- Records contained in a dataset
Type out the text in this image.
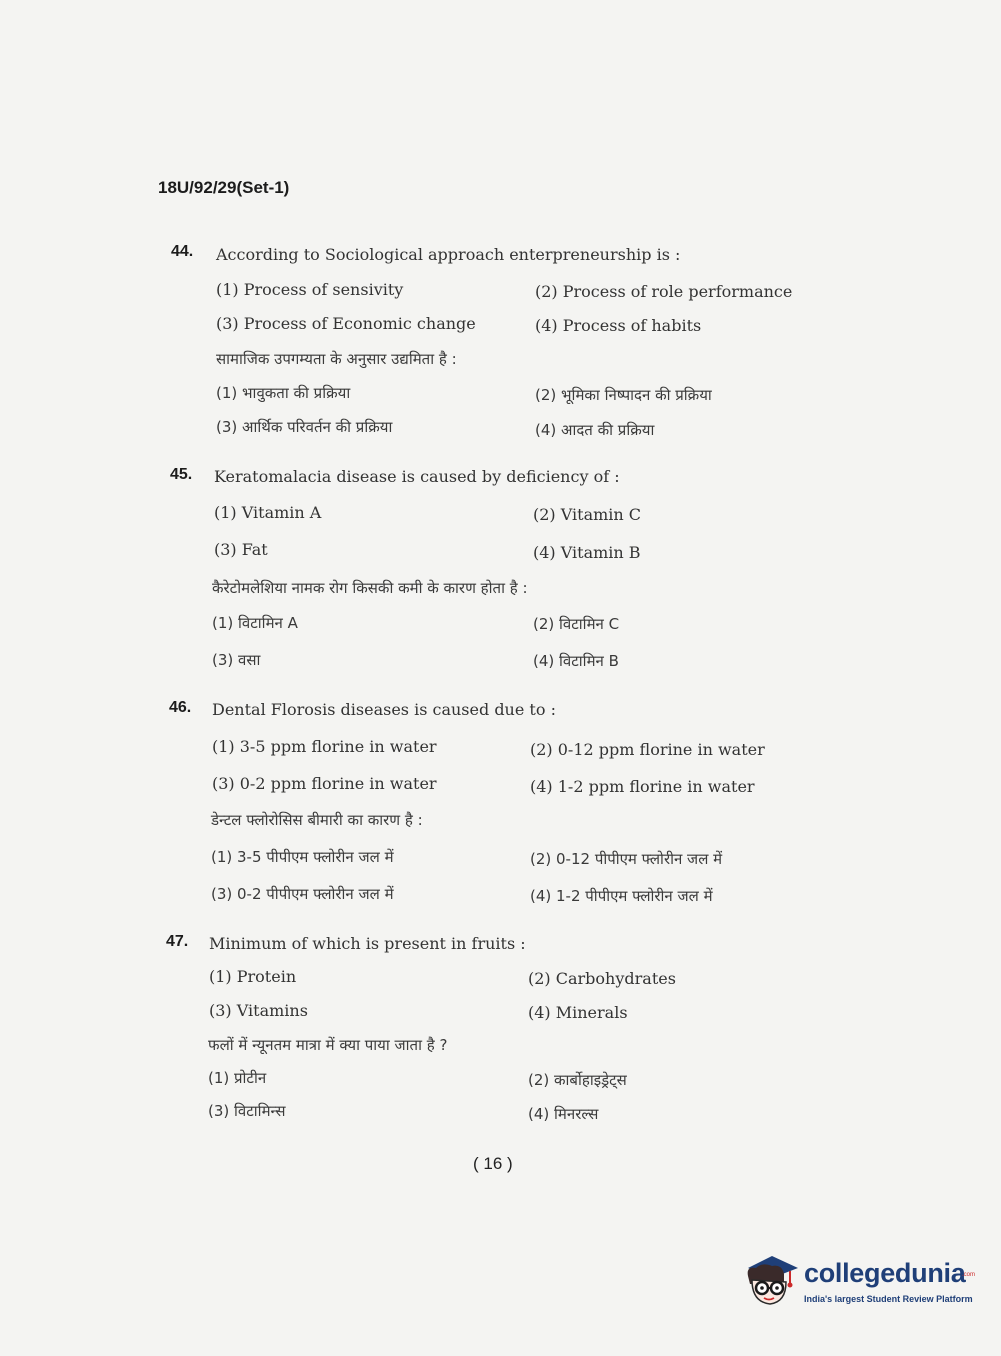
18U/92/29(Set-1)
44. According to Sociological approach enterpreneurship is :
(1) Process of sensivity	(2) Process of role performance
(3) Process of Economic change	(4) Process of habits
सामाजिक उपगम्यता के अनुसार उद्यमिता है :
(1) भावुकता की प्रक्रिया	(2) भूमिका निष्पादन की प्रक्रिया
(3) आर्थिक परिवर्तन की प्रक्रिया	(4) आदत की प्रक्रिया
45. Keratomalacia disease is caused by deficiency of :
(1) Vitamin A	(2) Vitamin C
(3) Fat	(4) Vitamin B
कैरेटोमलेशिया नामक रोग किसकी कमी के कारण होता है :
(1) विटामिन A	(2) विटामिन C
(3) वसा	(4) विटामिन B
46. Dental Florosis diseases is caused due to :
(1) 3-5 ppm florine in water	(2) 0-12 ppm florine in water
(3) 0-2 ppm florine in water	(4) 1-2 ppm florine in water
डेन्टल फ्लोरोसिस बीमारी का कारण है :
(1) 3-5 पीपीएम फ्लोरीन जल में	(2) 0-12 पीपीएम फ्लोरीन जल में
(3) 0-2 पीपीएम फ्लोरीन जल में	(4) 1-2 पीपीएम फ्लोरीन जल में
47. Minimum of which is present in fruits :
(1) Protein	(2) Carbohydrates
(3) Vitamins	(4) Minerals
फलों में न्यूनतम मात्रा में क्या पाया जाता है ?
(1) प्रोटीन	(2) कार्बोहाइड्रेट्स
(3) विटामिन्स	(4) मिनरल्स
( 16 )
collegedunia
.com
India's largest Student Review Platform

- TASK ITEM
If pictures appear in the data, do not print them; repeat the rest exactly.

- OUTPUT FOR THIS EXERCISE
Type out the text in this image.
18U/92/29(Set-1)
44. According to Sociological approach enterpreneurship is :
(1) Process of sensivity	(2) Process of role performance
(3) Process of Economic change	(4) Process of habits
सामाजिक उपगम्यता के अनुसार उद्यमिता है :
(1) भावुकता की प्रक्रिया	(2) भूमिका निष्पादन की प्रक्रिया
(3) आर्थिक परिवर्तन की प्रक्रिया	(4) आदत की प्रक्रिया
45. Keratomalacia disease is caused by deficiency of :
(1) Vitamin A	(2) Vitamin C
(3) Fat	(4) Vitamin B
कैरेटोमलेशिया नामक रोग किसकी कमी के कारण होता है :
(1) विटामिन A	(2) विटामिन C
(3) वसा	(4) विटामिन B
46. Dental Florosis diseases is caused due to :
(1) 3-5 ppm florine in water	(2) 0-12 ppm florine in water
(3) 0-2 ppm florine in water	(4) 1-2 ppm florine in water
डेन्टल फ्लोरोसिस बीमारी का कारण है :
(1) 3-5 पीपीएम फ्लोरीन जल में	(2) 0-12 पीपीएम फ्लोरीन जल में
(3) 0-2 पीपीएम फ्लोरीन जल में	(4) 1-2 पीपीएम फ्लोरीन जल में
47. Minimum of which is present in fruits :
(1) Protein	(2) Carbohydrates
(3) Vitamins	(4) Minerals
फलों में न्यूनतम मात्रा में क्या पाया जाता है ?
(1) प्रोटीन	(2) कार्बोहाइड्रेट्स
(3) विटामिन्स	(4) मिनरल्स
( 16 )
collegedunia
.com
India's largest Student Review Platform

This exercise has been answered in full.